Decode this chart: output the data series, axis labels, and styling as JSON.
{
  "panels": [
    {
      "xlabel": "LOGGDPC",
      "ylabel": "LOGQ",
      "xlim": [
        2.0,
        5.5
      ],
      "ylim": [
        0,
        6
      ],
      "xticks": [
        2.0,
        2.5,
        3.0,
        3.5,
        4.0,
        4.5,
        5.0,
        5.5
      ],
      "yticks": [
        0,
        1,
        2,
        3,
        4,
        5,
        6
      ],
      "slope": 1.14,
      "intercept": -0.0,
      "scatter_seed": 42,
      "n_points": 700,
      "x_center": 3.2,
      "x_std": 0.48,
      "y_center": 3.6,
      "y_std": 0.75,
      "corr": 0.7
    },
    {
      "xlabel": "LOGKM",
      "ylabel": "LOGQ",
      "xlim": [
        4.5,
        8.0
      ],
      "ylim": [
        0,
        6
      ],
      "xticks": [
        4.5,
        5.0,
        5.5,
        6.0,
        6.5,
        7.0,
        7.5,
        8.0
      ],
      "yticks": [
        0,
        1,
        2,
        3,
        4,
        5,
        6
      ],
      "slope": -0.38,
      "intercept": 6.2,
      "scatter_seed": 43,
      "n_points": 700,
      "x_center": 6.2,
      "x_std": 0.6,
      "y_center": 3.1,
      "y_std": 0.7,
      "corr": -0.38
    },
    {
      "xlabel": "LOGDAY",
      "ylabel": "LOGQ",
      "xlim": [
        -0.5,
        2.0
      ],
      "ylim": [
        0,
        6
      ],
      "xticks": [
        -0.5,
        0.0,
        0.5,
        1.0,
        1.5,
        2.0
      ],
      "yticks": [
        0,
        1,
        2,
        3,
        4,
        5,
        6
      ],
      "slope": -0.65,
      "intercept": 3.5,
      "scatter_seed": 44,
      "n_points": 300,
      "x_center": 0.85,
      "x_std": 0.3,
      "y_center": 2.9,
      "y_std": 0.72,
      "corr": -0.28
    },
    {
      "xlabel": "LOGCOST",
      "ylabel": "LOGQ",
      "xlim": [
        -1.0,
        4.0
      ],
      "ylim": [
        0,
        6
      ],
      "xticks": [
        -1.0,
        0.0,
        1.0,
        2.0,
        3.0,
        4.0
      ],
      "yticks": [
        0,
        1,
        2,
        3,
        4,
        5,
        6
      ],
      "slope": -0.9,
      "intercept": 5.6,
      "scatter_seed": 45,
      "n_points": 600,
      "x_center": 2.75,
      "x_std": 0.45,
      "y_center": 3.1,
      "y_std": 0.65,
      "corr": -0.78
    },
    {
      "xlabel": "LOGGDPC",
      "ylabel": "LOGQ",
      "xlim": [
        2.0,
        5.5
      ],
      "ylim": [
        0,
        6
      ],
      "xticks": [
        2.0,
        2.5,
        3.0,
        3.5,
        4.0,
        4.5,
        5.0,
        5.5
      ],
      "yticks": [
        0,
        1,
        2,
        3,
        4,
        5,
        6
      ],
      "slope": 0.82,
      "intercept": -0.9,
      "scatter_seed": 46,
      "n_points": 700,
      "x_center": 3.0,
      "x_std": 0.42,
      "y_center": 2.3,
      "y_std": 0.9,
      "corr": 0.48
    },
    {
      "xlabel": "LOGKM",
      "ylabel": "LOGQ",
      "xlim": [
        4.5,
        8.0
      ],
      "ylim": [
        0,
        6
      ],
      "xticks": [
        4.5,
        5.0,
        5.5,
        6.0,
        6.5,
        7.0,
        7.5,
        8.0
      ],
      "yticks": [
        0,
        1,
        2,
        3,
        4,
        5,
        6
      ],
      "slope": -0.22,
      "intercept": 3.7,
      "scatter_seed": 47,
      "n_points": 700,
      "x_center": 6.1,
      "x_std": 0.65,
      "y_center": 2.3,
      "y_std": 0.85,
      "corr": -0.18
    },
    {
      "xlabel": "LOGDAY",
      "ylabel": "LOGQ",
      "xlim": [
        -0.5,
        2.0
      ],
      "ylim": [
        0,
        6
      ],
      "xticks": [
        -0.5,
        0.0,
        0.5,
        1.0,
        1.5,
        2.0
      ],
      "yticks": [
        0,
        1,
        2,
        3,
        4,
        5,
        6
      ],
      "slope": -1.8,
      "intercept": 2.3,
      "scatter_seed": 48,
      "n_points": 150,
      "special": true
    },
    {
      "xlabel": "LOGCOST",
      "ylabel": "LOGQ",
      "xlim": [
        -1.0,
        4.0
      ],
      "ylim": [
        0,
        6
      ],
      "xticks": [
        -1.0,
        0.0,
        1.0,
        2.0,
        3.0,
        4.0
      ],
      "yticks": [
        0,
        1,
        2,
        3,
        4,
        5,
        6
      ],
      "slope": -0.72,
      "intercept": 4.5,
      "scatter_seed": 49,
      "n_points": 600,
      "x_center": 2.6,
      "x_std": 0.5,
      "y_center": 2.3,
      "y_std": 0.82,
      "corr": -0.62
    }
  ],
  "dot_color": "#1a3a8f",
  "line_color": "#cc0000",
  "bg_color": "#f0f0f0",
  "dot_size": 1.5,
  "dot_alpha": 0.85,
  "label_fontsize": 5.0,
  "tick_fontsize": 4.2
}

__What is asked__. For each line above that contains the word "corr", copy that line.

__Output below__.
      "corr": 0.7
      "corr": -0.38
      "corr": -0.28
      "corr": -0.78
      "corr": 0.48
      "corr": -0.18
      "corr": -0.62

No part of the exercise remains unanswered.